═══ RECORDS SHOWN
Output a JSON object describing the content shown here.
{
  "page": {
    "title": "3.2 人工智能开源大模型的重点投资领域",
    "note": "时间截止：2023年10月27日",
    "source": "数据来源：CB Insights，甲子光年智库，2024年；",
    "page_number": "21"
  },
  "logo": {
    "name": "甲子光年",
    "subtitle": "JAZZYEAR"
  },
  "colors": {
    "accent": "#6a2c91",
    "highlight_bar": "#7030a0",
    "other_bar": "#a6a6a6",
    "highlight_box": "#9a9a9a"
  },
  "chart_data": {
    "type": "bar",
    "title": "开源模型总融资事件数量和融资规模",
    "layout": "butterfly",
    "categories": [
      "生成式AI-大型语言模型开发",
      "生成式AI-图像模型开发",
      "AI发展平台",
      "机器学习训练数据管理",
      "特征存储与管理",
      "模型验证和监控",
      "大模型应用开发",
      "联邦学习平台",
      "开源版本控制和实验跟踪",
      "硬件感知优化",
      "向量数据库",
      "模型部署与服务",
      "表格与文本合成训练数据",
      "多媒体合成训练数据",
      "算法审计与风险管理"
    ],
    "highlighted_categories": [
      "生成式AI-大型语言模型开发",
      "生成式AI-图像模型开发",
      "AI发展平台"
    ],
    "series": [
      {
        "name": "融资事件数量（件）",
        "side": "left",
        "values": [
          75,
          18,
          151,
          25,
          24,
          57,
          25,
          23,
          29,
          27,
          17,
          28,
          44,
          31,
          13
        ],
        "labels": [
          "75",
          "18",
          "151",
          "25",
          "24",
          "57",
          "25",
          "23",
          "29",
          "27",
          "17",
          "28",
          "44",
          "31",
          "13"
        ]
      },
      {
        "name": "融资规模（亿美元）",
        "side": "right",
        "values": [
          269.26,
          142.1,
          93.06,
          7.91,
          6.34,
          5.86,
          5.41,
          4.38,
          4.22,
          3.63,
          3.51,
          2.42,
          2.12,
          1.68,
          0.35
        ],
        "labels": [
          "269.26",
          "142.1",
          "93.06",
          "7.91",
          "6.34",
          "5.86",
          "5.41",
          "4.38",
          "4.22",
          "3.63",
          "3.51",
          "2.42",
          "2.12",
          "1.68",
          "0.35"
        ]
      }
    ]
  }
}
══════
═══ RECORDS SHOWN
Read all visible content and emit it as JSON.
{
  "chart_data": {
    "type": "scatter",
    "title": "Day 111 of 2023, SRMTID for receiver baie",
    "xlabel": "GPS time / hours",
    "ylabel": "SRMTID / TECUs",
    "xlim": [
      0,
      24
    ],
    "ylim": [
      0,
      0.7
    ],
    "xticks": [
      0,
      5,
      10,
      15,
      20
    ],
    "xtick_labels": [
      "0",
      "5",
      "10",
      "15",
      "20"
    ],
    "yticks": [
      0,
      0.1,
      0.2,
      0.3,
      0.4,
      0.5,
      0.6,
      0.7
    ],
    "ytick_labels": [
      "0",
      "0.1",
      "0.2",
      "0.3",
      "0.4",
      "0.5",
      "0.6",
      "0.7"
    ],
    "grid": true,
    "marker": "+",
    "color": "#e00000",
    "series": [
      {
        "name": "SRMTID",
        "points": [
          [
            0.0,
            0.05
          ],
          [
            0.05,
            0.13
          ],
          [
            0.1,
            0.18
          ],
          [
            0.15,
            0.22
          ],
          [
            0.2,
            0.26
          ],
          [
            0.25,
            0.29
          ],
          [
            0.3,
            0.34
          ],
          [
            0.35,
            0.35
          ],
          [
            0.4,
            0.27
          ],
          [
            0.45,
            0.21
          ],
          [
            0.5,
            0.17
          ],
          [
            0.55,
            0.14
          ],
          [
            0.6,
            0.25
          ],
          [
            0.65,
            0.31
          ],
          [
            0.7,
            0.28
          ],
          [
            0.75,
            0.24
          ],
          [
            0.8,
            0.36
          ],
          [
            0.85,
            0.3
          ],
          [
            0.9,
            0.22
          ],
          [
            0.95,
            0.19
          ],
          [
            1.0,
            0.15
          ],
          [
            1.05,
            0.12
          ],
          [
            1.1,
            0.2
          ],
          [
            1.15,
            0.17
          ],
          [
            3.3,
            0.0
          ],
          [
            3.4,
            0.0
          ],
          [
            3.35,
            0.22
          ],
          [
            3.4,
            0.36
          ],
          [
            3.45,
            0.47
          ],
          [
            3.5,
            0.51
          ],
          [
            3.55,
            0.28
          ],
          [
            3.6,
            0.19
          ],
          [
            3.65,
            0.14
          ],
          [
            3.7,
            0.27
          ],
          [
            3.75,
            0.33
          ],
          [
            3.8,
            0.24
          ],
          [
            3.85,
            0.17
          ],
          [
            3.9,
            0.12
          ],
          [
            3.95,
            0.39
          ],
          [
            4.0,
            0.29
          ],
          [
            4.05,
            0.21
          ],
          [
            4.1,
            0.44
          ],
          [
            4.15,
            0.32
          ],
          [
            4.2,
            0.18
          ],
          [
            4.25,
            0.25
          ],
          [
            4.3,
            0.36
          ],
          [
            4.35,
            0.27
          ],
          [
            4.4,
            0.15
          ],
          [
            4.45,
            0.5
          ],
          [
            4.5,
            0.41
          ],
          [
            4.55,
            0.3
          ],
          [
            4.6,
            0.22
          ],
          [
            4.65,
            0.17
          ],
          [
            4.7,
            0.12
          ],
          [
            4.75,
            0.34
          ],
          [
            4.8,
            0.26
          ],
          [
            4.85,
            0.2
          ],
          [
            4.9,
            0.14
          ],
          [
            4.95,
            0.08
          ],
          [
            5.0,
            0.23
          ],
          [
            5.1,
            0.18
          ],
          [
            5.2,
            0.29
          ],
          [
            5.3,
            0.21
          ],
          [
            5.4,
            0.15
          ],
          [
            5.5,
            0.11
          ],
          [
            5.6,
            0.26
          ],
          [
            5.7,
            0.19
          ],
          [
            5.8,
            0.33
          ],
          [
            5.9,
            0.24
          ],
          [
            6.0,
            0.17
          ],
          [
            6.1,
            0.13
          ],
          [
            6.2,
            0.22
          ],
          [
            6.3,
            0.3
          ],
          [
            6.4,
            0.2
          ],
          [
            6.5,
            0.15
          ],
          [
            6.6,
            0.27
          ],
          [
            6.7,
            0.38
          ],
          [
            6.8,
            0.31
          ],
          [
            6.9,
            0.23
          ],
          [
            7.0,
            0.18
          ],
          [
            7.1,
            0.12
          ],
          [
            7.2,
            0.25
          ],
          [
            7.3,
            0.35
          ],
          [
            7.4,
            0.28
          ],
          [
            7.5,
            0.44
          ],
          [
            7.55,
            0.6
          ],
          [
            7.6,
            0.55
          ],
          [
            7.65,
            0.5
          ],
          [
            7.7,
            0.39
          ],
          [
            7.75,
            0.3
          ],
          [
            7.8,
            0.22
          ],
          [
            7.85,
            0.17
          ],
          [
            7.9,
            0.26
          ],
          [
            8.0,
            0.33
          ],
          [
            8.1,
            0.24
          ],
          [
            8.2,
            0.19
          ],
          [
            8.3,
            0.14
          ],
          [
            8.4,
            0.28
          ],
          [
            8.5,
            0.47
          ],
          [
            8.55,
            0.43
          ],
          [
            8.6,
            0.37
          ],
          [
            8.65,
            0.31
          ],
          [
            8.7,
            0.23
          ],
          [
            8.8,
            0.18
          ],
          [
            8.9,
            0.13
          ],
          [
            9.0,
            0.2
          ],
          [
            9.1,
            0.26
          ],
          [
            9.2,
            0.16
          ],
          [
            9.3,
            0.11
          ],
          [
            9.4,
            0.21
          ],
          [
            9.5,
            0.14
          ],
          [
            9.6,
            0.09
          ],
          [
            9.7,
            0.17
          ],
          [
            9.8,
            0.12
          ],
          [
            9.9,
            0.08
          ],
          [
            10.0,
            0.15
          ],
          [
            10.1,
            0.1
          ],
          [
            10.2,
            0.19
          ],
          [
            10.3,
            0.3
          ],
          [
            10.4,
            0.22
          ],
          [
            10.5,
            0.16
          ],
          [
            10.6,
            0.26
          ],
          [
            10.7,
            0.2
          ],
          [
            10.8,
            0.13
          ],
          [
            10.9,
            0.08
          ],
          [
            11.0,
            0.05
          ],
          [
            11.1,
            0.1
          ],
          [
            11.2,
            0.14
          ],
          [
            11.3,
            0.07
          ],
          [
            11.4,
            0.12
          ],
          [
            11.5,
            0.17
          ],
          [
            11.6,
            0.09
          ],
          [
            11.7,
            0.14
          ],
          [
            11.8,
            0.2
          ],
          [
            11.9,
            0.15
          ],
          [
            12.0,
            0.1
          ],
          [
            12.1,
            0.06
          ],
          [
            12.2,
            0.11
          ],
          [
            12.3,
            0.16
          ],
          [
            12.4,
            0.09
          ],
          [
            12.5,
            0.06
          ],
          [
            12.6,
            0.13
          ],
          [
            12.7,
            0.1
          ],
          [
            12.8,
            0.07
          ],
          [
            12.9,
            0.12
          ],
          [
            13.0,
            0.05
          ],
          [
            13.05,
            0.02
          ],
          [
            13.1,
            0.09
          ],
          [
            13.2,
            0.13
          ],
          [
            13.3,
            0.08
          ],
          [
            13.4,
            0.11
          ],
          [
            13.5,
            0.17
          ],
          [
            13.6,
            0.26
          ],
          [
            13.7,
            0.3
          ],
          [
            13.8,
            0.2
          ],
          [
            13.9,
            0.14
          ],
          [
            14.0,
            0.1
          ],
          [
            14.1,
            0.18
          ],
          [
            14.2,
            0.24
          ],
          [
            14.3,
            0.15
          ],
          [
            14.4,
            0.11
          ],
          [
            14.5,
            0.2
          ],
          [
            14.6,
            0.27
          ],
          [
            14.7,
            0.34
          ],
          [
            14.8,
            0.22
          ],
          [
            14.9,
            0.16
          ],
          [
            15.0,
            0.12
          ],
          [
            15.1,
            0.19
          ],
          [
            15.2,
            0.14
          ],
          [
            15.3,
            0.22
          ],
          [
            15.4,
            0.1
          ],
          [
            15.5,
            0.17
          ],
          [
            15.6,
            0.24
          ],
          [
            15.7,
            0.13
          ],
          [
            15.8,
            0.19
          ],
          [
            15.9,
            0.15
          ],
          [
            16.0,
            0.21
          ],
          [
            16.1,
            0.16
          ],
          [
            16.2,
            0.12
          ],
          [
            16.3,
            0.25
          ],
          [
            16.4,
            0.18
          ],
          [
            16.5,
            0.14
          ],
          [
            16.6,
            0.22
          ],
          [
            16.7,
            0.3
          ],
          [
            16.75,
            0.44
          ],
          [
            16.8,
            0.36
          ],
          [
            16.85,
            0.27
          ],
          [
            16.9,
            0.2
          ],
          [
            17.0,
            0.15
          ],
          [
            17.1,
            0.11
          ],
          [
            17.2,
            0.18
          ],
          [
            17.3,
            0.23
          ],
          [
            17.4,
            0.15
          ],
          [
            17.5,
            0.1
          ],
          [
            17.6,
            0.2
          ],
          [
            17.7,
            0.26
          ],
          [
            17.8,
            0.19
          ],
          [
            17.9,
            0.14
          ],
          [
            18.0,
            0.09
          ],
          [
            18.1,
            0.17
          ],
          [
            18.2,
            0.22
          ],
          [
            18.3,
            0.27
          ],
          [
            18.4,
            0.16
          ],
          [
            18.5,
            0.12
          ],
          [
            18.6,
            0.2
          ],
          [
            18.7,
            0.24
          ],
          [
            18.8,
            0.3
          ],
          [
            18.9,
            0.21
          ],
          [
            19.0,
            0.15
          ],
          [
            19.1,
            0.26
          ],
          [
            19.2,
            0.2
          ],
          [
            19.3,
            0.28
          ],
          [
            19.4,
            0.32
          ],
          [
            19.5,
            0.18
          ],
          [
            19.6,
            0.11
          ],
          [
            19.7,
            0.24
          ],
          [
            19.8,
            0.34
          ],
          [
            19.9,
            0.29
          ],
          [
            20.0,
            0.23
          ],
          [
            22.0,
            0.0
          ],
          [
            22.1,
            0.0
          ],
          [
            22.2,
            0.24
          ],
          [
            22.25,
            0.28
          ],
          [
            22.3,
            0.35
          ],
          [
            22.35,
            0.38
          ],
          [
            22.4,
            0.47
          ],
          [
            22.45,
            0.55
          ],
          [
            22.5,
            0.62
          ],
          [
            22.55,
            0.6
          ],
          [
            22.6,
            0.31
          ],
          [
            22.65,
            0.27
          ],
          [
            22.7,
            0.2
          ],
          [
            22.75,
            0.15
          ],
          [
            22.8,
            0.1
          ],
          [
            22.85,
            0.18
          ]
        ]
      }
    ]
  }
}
══════
Return every line from the records above that holds the word "JSON".

▸ SOLUTION TO THE PROBLEM
Output a JSON object describing the content shown here.
Read all visible content and emit it as JSON.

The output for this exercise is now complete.